Task to carry out: Copy out all the data, word for word.

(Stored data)
++++++

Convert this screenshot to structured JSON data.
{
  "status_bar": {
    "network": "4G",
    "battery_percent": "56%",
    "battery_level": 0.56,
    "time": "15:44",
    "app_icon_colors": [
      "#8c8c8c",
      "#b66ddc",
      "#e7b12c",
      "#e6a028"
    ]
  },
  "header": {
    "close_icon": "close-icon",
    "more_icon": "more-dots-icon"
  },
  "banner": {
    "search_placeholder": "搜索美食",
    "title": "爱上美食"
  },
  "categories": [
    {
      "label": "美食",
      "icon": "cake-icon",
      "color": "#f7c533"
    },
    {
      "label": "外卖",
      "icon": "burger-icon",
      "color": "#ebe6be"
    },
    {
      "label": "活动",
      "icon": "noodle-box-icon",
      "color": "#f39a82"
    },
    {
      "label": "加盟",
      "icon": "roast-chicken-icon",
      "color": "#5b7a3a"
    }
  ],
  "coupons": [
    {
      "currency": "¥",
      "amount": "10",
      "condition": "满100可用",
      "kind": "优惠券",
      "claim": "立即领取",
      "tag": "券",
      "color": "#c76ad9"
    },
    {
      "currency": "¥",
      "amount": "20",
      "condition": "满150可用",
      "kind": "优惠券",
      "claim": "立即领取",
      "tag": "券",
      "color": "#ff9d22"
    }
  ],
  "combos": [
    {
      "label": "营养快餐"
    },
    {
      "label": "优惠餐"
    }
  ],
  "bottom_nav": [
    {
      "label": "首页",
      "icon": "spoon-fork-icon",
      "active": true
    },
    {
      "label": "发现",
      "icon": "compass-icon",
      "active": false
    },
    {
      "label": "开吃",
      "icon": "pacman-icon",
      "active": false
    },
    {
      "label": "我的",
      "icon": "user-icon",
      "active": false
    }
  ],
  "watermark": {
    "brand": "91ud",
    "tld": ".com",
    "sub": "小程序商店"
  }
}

++++++

Written solution:
Convert this screenshot to structured JSON data.
{
  "status_bar": {
    "network": "4G",
    "battery_percent": "56%",
    "battery_level": 0.56,
    "time": "15:44",
    "app_icon_colors": [
      "#8c8c8c",
      "#b66ddc",
      "#e7b12c",
      "#e6a028"
    ]
  },
  "header": {
    "close_icon": "close-icon",
    "more_icon": "more-dots-icon"
  },
  "banner": {
    "search_placeholder": "搜索美食",
    "title": "爱上美食"
  },
  "categories": [
    {
      "label": "美食",
      "icon": "cake-icon",
      "color": "#f7c533"
    },
    {
      "label": "外卖",
      "icon": "burger-icon",
      "color": "#ebe6be"
    },
    {
      "label": "活动",
      "icon": "noodle-box-icon",
      "color": "#f39a82"
    },
    {
      "label": "加盟",
      "icon": "roast-chicken-icon",
      "color": "#5b7a3a"
    }
  ],
  "coupons": [
    {
      "currency": "¥",
      "amount": "10",
      "condition": "满100可用",
      "kind": "优惠券",
      "claim": "立即领取",
      "tag": "券",
      "color": "#c76ad9"
    },
    {
      "currency": "¥",
      "amount": "20",
      "condition": "满150可用",
      "kind": "优惠券",
      "claim": "立即领取",
      "tag": "券",
      "color": "#ff9d22"
    }
  ],
  "combos": [
    {
      "label": "营养快餐"
    },
    {
      "label": "优惠餐"
    }
  ],
  "bottom_nav": [
    {
      "label": "首页",
      "icon": "spoon-fork-icon",
      "active": true
    },
    {
      "label": "发现",
      "icon": "compass-icon",
      "active": false
    },
    {
      "label": "开吃",
      "icon": "pacman-icon",
      "active": false
    },
    {
      "label": "我的",
      "icon": "user-icon",
      "active": false
    }
  ],
  "watermark": {
    "brand": "91ud",
    "tld": ".com",
    "sub": "小程序商店"
  }
}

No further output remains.